- _REQUEST_:
Return the whole listing, line for line, without the pictures in it.

::::::

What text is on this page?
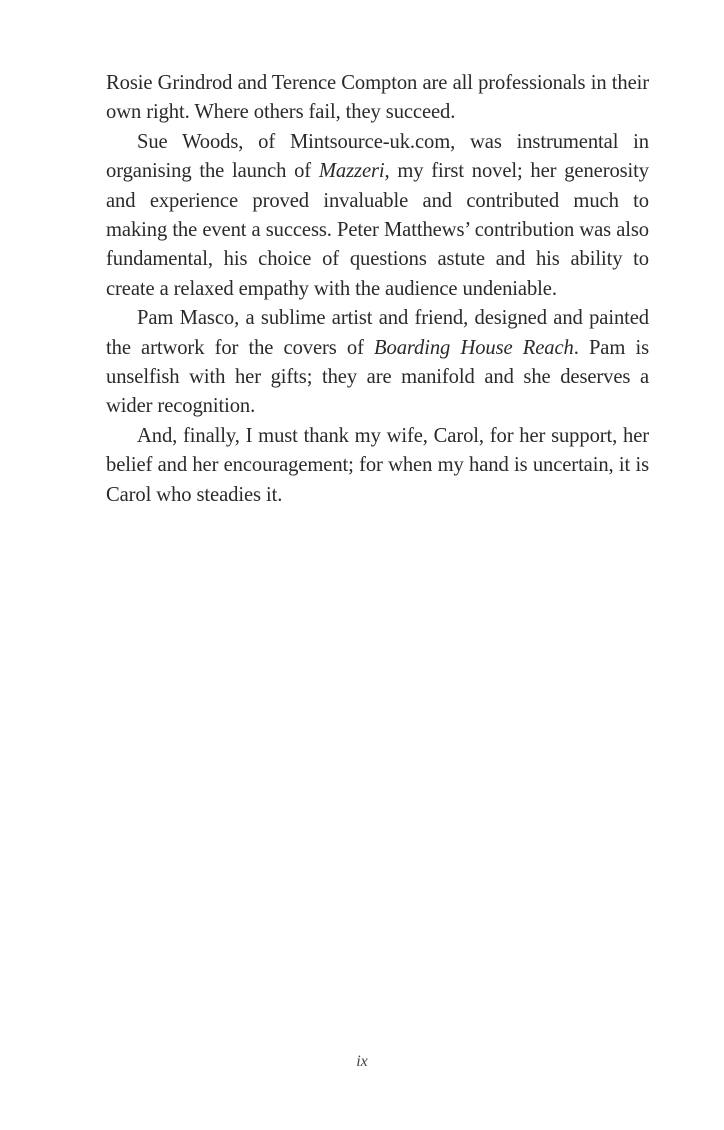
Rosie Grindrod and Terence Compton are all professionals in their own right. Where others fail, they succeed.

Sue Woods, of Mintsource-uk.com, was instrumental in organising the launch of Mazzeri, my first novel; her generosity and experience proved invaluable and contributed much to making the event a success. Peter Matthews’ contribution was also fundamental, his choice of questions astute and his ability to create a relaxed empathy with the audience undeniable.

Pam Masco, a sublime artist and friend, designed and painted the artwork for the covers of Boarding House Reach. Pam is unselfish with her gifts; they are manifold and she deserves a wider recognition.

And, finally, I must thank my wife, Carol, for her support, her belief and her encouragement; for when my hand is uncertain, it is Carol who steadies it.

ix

::::::

- _TASK RESPONSE_:
What text is on this page?
Rosie Grindrod and Terence Compton are all professionals in their own right. Where others fail, they succeed.

Sue Woods, of Mintsource-uk.com, was instrumental in organising the launch of Mazzeri, my first novel; her generosity and experience proved invaluable and contributed much to making the event a success. Peter Matthews’ contribution was also fundamental, his choice of questions astute and his ability to create a relaxed empathy with the audience undeniable.

Pam Masco, a sublime artist and friend, designed and painted the artwork for the covers of Boarding House Reach. Pam is unselfish with her gifts; they are manifold and she deserves a wider recognition.

And, finally, I must thank my wife, Carol, for her support, her belief and her encouragement; for when my hand is uncertain, it is Carol who steadies it.

ix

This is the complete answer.